Copy only this range: the line with "Convert this document image to plain text." through the final line of the material, inclusive at both ends.
--- START OF SUPPLIED DATA ---
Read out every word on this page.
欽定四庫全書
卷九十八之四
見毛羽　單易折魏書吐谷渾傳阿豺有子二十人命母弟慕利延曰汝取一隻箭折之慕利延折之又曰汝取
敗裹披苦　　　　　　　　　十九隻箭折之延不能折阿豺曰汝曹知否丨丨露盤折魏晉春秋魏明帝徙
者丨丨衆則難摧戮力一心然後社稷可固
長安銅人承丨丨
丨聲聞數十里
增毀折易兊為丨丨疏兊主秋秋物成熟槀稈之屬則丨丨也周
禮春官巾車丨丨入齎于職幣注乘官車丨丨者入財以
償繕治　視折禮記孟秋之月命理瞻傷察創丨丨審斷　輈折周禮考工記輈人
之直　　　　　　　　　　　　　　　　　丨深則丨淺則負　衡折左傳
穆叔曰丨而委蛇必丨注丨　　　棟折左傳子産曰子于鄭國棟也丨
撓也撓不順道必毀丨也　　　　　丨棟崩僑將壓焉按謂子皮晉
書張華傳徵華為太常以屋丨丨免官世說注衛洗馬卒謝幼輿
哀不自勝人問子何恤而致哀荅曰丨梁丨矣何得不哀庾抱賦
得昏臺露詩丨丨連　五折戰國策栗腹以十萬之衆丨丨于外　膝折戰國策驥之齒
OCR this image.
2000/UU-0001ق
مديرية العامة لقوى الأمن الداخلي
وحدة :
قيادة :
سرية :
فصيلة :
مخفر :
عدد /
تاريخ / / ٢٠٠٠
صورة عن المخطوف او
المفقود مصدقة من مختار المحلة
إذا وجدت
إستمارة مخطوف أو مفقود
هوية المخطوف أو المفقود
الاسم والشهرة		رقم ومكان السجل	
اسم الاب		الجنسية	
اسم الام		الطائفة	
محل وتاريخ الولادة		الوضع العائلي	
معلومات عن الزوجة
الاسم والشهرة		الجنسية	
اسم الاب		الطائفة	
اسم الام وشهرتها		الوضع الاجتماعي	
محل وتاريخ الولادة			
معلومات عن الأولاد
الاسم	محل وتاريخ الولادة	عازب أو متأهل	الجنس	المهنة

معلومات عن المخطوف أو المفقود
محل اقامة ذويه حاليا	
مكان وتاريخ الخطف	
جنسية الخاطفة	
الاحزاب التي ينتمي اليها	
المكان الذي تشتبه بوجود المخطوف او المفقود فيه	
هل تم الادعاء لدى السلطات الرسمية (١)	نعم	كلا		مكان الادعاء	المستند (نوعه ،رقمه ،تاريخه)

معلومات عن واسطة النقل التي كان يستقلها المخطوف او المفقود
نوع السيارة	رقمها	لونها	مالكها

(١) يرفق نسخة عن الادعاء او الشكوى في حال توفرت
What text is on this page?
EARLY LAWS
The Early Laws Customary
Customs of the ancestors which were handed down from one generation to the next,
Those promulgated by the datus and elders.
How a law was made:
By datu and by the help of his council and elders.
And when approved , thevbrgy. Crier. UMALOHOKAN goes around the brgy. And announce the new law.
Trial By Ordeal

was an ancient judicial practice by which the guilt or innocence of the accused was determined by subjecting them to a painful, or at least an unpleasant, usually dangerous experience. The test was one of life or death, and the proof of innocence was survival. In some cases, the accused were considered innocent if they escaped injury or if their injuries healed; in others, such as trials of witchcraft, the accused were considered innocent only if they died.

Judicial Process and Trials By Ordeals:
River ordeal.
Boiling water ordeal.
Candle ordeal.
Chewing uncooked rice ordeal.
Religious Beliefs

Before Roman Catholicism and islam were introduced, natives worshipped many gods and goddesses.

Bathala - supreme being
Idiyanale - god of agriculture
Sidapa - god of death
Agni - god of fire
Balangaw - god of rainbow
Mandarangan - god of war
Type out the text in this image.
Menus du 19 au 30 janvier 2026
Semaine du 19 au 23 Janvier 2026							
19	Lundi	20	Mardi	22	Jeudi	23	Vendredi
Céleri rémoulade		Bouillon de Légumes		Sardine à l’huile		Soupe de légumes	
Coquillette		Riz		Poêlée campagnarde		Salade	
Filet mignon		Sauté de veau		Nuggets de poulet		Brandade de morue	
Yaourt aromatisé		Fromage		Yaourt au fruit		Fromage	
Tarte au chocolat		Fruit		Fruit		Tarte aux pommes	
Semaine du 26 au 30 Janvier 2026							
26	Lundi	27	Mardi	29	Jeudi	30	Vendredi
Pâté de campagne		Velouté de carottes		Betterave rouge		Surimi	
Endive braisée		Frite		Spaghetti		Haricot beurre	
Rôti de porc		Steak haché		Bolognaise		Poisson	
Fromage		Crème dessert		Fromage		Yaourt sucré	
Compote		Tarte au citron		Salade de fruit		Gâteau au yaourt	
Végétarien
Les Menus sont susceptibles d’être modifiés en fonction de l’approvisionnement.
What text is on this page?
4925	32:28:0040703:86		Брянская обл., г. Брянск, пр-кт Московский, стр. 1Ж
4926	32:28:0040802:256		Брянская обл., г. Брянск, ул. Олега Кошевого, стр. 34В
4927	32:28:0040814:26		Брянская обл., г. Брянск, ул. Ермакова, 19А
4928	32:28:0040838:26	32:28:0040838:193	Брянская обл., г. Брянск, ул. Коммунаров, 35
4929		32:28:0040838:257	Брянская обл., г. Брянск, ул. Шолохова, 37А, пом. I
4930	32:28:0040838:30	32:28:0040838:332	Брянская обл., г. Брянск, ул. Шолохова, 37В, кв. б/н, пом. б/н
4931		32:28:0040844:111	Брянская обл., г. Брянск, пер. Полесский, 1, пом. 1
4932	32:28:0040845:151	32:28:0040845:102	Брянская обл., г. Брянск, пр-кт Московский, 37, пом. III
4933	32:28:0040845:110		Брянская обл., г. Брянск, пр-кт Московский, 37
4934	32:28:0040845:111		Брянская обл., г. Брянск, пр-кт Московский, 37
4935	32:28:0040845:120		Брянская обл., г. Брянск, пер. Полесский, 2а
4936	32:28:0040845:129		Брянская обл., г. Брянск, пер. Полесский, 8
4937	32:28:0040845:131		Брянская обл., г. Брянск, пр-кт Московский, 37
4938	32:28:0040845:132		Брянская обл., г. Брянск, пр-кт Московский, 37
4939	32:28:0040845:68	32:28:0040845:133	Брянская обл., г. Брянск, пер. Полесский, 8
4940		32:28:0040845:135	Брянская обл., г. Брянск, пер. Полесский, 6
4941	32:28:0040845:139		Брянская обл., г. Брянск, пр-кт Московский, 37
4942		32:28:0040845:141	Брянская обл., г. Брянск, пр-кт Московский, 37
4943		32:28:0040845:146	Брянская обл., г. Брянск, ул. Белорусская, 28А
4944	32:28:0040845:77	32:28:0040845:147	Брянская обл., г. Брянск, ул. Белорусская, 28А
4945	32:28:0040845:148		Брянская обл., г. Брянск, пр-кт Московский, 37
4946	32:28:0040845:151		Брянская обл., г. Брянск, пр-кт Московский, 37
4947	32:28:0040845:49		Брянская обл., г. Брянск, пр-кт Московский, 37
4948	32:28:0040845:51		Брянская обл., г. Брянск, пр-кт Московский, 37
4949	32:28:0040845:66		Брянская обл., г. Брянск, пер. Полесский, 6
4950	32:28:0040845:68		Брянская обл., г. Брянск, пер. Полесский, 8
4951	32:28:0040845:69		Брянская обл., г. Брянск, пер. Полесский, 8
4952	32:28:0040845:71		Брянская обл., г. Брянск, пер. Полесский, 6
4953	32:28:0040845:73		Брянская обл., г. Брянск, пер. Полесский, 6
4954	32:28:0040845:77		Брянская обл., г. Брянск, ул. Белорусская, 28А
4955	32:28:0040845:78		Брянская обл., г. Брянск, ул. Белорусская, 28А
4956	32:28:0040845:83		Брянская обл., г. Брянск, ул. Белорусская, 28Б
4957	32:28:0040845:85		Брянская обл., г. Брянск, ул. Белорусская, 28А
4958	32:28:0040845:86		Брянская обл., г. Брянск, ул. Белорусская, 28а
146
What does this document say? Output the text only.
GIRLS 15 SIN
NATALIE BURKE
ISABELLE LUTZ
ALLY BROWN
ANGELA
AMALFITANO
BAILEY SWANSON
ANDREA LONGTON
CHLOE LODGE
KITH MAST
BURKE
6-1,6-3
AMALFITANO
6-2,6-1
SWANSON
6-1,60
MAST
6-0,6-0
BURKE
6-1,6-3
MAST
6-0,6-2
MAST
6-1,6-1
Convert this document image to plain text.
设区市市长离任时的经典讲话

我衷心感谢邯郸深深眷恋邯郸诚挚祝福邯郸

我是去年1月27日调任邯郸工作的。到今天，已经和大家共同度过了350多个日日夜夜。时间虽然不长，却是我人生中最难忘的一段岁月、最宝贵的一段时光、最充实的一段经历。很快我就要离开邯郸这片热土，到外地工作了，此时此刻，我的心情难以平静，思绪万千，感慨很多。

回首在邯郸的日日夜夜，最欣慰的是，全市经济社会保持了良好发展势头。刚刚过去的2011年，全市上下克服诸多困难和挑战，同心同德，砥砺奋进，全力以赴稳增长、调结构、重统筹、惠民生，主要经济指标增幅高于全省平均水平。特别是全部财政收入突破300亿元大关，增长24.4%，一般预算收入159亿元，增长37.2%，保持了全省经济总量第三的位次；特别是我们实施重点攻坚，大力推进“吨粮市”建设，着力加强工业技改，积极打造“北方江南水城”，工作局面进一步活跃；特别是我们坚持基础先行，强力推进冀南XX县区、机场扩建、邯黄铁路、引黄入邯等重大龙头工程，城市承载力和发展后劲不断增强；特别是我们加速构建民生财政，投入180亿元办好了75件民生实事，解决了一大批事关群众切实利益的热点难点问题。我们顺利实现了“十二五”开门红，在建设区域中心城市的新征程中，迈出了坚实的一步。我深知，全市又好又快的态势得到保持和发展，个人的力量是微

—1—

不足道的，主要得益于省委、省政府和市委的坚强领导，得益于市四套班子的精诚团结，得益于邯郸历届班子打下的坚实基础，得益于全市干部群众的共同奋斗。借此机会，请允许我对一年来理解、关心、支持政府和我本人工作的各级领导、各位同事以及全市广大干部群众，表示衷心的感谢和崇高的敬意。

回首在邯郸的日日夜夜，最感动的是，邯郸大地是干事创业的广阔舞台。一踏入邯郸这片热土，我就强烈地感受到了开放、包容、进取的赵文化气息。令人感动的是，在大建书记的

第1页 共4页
--- END OF SUPPLIED DATA ---
▸ **EXERCISE OUTPUT**:
Convert this document image to plain text.
设区市市长离任时的经典讲话

我衷心感谢邯郸深深眷恋邯郸诚挚祝福邯郸

我是去年1月27日调任邯郸工作的。到今天，已经和大家共同度过了350多个日日夜夜。时间虽然不长，却是我人生中最难忘的一段岁月、最宝贵的一段时光、最充实的一段经历。很快我就要离开邯郸这片热土，到外地工作了，此时此刻，我的心情难以平静，思绪万千，感慨很多。

回首在邯郸的日日夜夜，最欣慰的是，全市经济社会保持了良好发展势头。刚刚过去的2011年，全市上下克服诸多困难和挑战，同心同德，砥砺奋进，全力以赴稳增长、调结构、重统筹、惠民生，主要经济指标增幅高于全省平均水平。特别是全部财政收入突破300亿元大关，增长24.4%，一般预算收入159亿元，增长37.2%，保持了全省经济总量第三的位次；特别是我们实施重点攻坚，大力推进“吨粮市”建设，着力加强工业技改，积极打造“北方江南水城”，工作局面进一步活跃；特别是我们坚持基础先行，强力推进冀南XX县区、机场扩建、邯黄铁路、引黄入邯等重大龙头工程，城市承载力和发展后劲不断增强；特别是我们加速构建民生财政，投入180亿元办好了75件民生实事，解决了一大批事关群众切实利益的热点难点问题。我们顺利实现了“十二五”开门红，在建设区域中心城市的新征程中，迈出了坚实的一步。我深知，全市又好又快的态势得到保持和发展，个人的力量是微

—1—

不足道的，主要得益于省委、省政府和市委的坚强领导，得益于市四套班子的精诚团结，得益于邯郸历届班子打下的坚实基础，得益于全市干部群众的共同奋斗。借此机会，请允许我对一年来理解、关心、支持政府和我本人工作的各级领导、各位同事以及全市广大干部群众，表示衷心的感谢和崇高的敬意。

回首在邯郸的日日夜夜，最感动的是，邯郸大地是干事创业的广阔舞台。一踏入邯郸这片热土，我就强烈地感受到了开放、包容、进取的赵文化气息。令人感动的是，在大建书记的

第1页 共4页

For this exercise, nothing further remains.